• **RAW DATA**
<<<<
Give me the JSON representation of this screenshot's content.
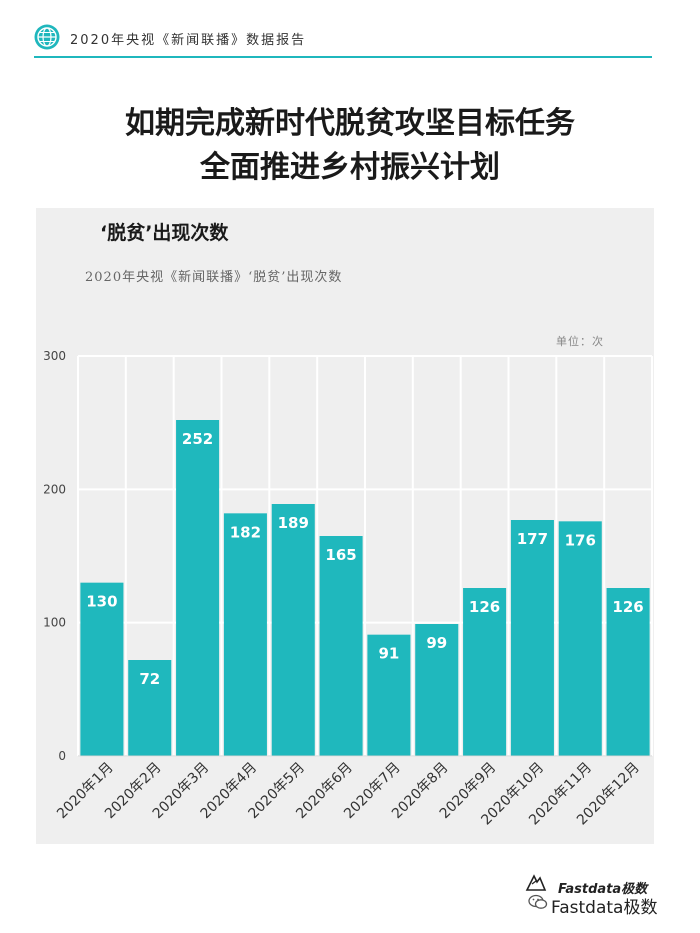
{
  "header": {
    "text": "2020年央视《新闻联播》数据报告",
    "icon": "globe-icon"
  },
  "title_lines": [
    "如期完成新时代脱贫攻坚目标任务",
    "全面推进乡村振兴计划"
  ],
  "panel": {
    "title": "‘脱贫’出现次数",
    "subtitle": "2020年央视《新闻联播》‘脱贫’出现次数",
    "unit": "单位：次"
  },
  "chart_data": {
    "type": "bar",
    "categories": [
      "2020年1月",
      "2020年2月",
      "2020年3月",
      "2020年4月",
      "2020年5月",
      "2020年6月",
      "2020年7月",
      "2020年8月",
      "2020年9月",
      "2020年10月",
      "2020年11月",
      "2020年12月"
    ],
    "values": [
      130,
      72,
      252,
      182,
      189,
      165,
      91,
      99,
      126,
      177,
      176,
      126
    ],
    "ylim": [
      0,
      300
    ],
    "yticks": [
      0,
      100,
      200,
      300
    ],
    "grid": true,
    "bar_color": "#1fb8bd",
    "data_labels": true
  },
  "footer": {
    "brand": "Fastdata极数",
    "wechat": "Fastdata极数"
  }
}
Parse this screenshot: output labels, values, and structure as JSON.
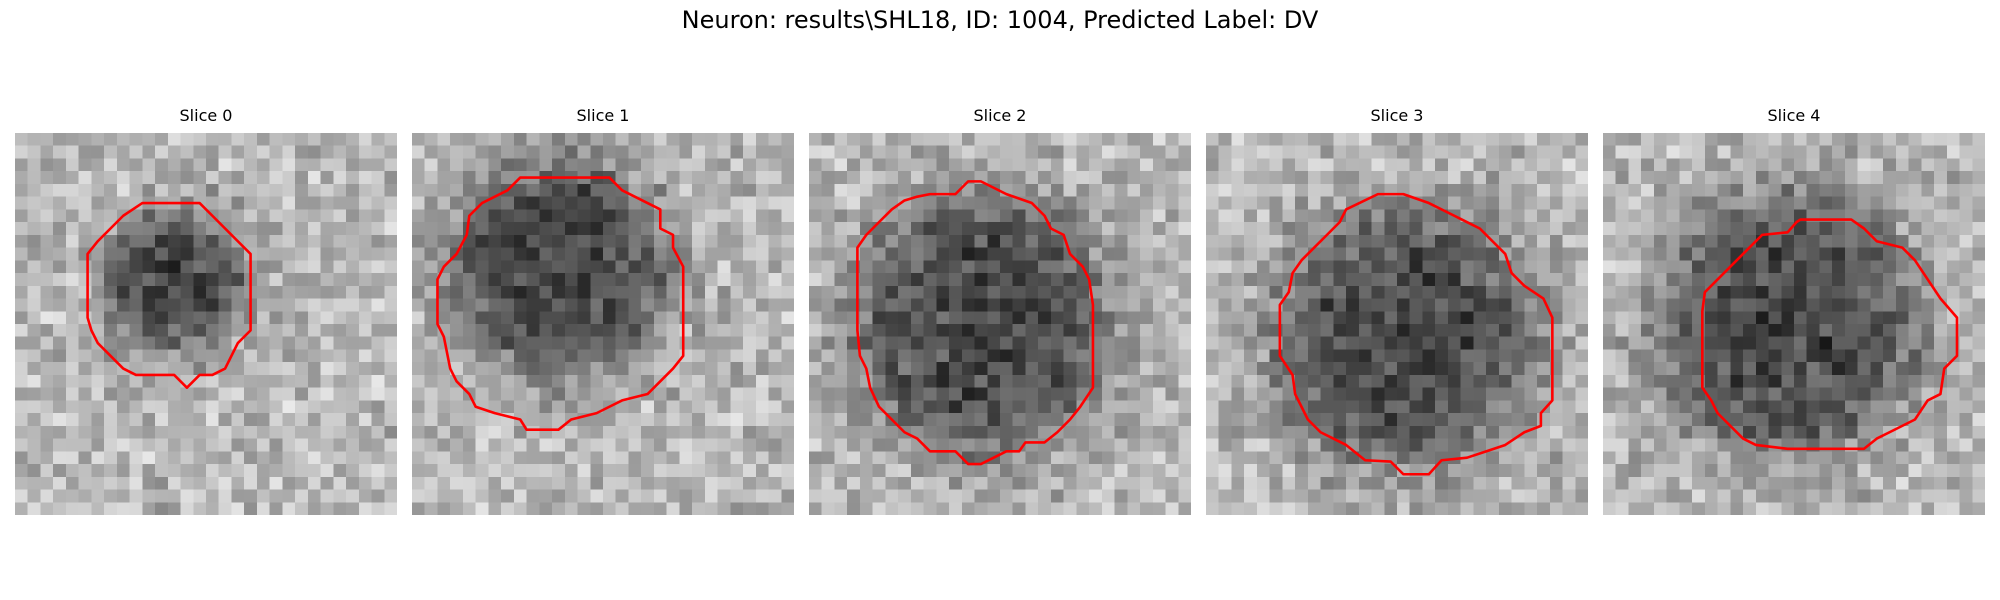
{
  "figure": {
    "title": "Neuron: results\\SHL18, ID: 1004, Predicted Label: DV"
  },
  "colors": {
    "background": "#ffffff",
    "contour": "#ff0000",
    "colormap": "gray"
  },
  "image_grid": 30,
  "slices": [
    {
      "title": "Slice 0",
      "blob": {
        "cx": 12.5,
        "cy": 11.5,
        "r": 5.5
      },
      "contour": [
        [
          13.5,
          5.5
        ],
        [
          14.5,
          5.5
        ],
        [
          15.5,
          6.5
        ],
        [
          16.5,
          7.5
        ],
        [
          17.5,
          8.5
        ],
        [
          18.5,
          9.5
        ],
        [
          18.5,
          11
        ],
        [
          18.5,
          13
        ],
        [
          18.5,
          15.5
        ],
        [
          17.5,
          16.5
        ],
        [
          17,
          17.5
        ],
        [
          16.5,
          18.5
        ],
        [
          15.5,
          19
        ],
        [
          14.5,
          19
        ],
        [
          13.5,
          20
        ],
        [
          12.5,
          19
        ],
        [
          11.5,
          19
        ],
        [
          9.5,
          19
        ],
        [
          8.5,
          18.5
        ],
        [
          7.5,
          17.5
        ],
        [
          6.5,
          16.5
        ],
        [
          6,
          15.5
        ],
        [
          5.7,
          14.5
        ],
        [
          5.7,
          12
        ],
        [
          5.7,
          9.5
        ],
        [
          6.5,
          8.5
        ],
        [
          7.5,
          7.5
        ],
        [
          8.5,
          6.5
        ],
        [
          10,
          5.5
        ],
        [
          12,
          5.5
        ]
      ]
    },
    {
      "title": "Slice 1",
      "blob": {
        "cx": 11.5,
        "cy": 10.5,
        "r": 8.5
      },
      "contour": [
        [
          8.5,
          3.5
        ],
        [
          10.5,
          3.5
        ],
        [
          13.5,
          3.5
        ],
        [
          15.5,
          3.5
        ],
        [
          16.5,
          4.5
        ],
        [
          18.5,
          5.5
        ],
        [
          19.5,
          6
        ],
        [
          19.5,
          7.5
        ],
        [
          20.5,
          8
        ],
        [
          20.5,
          9
        ],
        [
          21.3,
          10.5
        ],
        [
          21.3,
          13
        ],
        [
          21.3,
          17.5
        ],
        [
          20.5,
          18.5
        ],
        [
          19.5,
          19.5
        ],
        [
          18.5,
          20.5
        ],
        [
          16.5,
          21
        ],
        [
          15.5,
          21.5
        ],
        [
          14.5,
          22
        ],
        [
          12.5,
          22.5
        ],
        [
          11.5,
          23.3
        ],
        [
          9,
          23.3
        ],
        [
          8.5,
          22.5
        ],
        [
          6.5,
          22
        ],
        [
          5,
          21.5
        ],
        [
          4.5,
          20.5
        ],
        [
          3.5,
          19.5
        ],
        [
          3,
          18.5
        ],
        [
          2.8,
          17.5
        ],
        [
          2.5,
          16
        ],
        [
          2,
          15
        ],
        [
          2,
          13
        ],
        [
          2,
          11.5
        ],
        [
          2.5,
          10.5
        ],
        [
          3.5,
          9.5
        ],
        [
          4.3,
          8
        ],
        [
          4.5,
          6.5
        ],
        [
          5.5,
          5.5
        ],
        [
          6.5,
          5
        ],
        [
          7.5,
          4.5
        ]
      ]
    },
    {
      "title": "Slice 2",
      "blob": {
        "cx": 13.5,
        "cy": 15,
        "r": 10
      },
      "contour": [
        [
          13.5,
          3.8
        ],
        [
          15.5,
          4.8
        ],
        [
          17.5,
          5.5
        ],
        [
          18.5,
          6.5
        ],
        [
          19,
          7.5
        ],
        [
          20,
          8
        ],
        [
          20.5,
          9.5
        ],
        [
          21.5,
          10.5
        ],
        [
          22,
          11.5
        ],
        [
          22.3,
          13.5
        ],
        [
          22.3,
          16.5
        ],
        [
          22.3,
          20
        ],
        [
          21.3,
          21.5
        ],
        [
          20.5,
          22.5
        ],
        [
          19.5,
          23.5
        ],
        [
          18.5,
          24.3
        ],
        [
          17,
          24.3
        ],
        [
          16.5,
          25
        ],
        [
          15.5,
          25
        ],
        [
          13.5,
          26
        ],
        [
          12.5,
          26
        ],
        [
          11.5,
          25
        ],
        [
          9.5,
          25
        ],
        [
          8.5,
          24
        ],
        [
          7.5,
          23.5
        ],
        [
          6.5,
          22.5
        ],
        [
          5.5,
          21.5
        ],
        [
          4.8,
          20
        ],
        [
          4.5,
          18.5
        ],
        [
          4,
          17.5
        ],
        [
          3.8,
          15.5
        ],
        [
          3.8,
          12.5
        ],
        [
          3.8,
          9
        ],
        [
          4.5,
          8
        ],
        [
          5.5,
          7
        ],
        [
          6.5,
          6
        ],
        [
          7.5,
          5.3
        ],
        [
          8.5,
          5
        ],
        [
          9.5,
          4.8
        ],
        [
          11.5,
          4.8
        ],
        [
          12.5,
          3.8
        ]
      ]
    },
    {
      "title": "Slice 3",
      "blob": {
        "cx": 15.5,
        "cy": 16,
        "r": 10
      },
      "contour": [
        [
          13.5,
          4.8
        ],
        [
          15.5,
          4.8
        ],
        [
          17.5,
          5.5
        ],
        [
          19.5,
          6.5
        ],
        [
          21.5,
          7.5
        ],
        [
          22.5,
          8.5
        ],
        [
          23.5,
          9.5
        ],
        [
          24,
          11
        ],
        [
          25,
          12
        ],
        [
          26.5,
          13
        ],
        [
          27.2,
          14.5
        ],
        [
          27.2,
          17.5
        ],
        [
          27.2,
          21
        ],
        [
          26.3,
          22
        ],
        [
          26.3,
          23
        ],
        [
          25,
          23.5
        ],
        [
          23.5,
          24.5
        ],
        [
          22,
          25
        ],
        [
          20.5,
          25.5
        ],
        [
          18.5,
          25.7
        ],
        [
          17.5,
          26.8
        ],
        [
          15.5,
          26.8
        ],
        [
          14.5,
          25.8
        ],
        [
          12.5,
          25.7
        ],
        [
          11,
          24.5
        ],
        [
          10,
          24
        ],
        [
          9,
          23.5
        ],
        [
          8,
          22.5
        ],
        [
          7.5,
          21.5
        ],
        [
          7,
          20.5
        ],
        [
          6.8,
          19
        ],
        [
          5.8,
          17.5
        ],
        [
          5.8,
          13.5
        ],
        [
          6.5,
          12.5
        ],
        [
          6.8,
          11
        ],
        [
          7.5,
          10
        ],
        [
          8.5,
          9
        ],
        [
          9.5,
          8
        ],
        [
          10.5,
          7
        ],
        [
          11,
          6
        ]
      ]
    },
    {
      "title": "Slice 4",
      "blob": {
        "cx": 14.5,
        "cy": 15,
        "r": 10
      },
      "contour": [
        [
          15.5,
          6.8
        ],
        [
          17.5,
          6.8
        ],
        [
          19.5,
          6.8
        ],
        [
          20.5,
          7.5
        ],
        [
          21.5,
          8.5
        ],
        [
          23.5,
          9
        ],
        [
          24.5,
          10
        ],
        [
          25.5,
          11.5
        ],
        [
          26.5,
          13
        ],
        [
          27.8,
          14.5
        ],
        [
          27.8,
          15.5
        ],
        [
          27.8,
          17.5
        ],
        [
          26.8,
          18.5
        ],
        [
          26.5,
          20.5
        ],
        [
          25.5,
          21
        ],
        [
          24.5,
          22.5
        ],
        [
          23.5,
          23
        ],
        [
          22.5,
          23.5
        ],
        [
          21.5,
          24
        ],
        [
          20.5,
          24.8
        ],
        [
          17.5,
          24.8
        ],
        [
          14.5,
          24.8
        ],
        [
          12,
          24.5
        ],
        [
          11,
          24
        ],
        [
          10,
          23
        ],
        [
          9,
          22
        ],
        [
          8.5,
          21
        ],
        [
          7.8,
          20
        ],
        [
          7.8,
          17.5
        ],
        [
          7.8,
          14
        ],
        [
          8,
          12.5
        ],
        [
          9,
          11.5
        ],
        [
          10,
          10.5
        ],
        [
          11.5,
          9
        ],
        [
          12.5,
          8
        ],
        [
          14.5,
          7.8
        ],
        [
          15.2,
          7
        ]
      ]
    }
  ]
}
>>>>
• **GIVEN INSTRUCTION**
In the records shown above, how many lines include the word "screenshot"? Answer with the number only.

• **TASK SOLUTION**
2